# start of INFORMATION SHOWN

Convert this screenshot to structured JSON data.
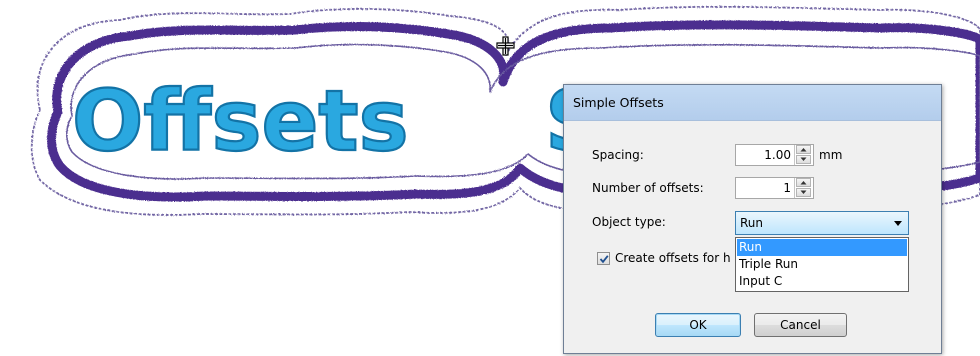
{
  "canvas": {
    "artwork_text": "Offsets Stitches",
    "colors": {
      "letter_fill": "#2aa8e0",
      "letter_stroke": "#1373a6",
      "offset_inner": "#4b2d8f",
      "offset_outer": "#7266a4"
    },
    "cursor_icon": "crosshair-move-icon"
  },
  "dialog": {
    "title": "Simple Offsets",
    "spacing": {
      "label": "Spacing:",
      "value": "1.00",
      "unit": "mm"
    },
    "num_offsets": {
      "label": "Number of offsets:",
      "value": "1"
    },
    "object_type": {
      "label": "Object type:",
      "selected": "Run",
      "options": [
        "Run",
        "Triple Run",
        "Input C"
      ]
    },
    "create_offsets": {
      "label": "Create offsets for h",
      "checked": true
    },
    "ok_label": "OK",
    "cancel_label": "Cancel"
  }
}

# end of INFORMATION SHOWN

§ AIM OF THE TASK
Repeat the data exactly, dropping every picture it holds.

§ OUTPUT BELOW
Convert this screenshot to structured JSON data.
{
  "canvas": {
    "artwork_text": "Offsets Stitches",
    "colors": {
      "letter_fill": "#2aa8e0",
      "letter_stroke": "#1373a6",
      "offset_inner": "#4b2d8f",
      "offset_outer": "#7266a4"
    },
    "cursor_icon": "crosshair-move-icon"
  },
  "dialog": {
    "title": "Simple Offsets",
    "spacing": {
      "label": "Spacing:",
      "value": "1.00",
      "unit": "mm"
    },
    "num_offsets": {
      "label": "Number of offsets:",
      "value": "1"
    },
    "object_type": {
      "label": "Object type:",
      "selected": "Run",
      "options": [
        "Run",
        "Triple Run",
        "Input C"
      ]
    },
    "create_offsets": {
      "label": "Create offsets for h",
      "checked": true
    },
    "ok_label": "OK",
    "cancel_label": "Cancel"
  }
}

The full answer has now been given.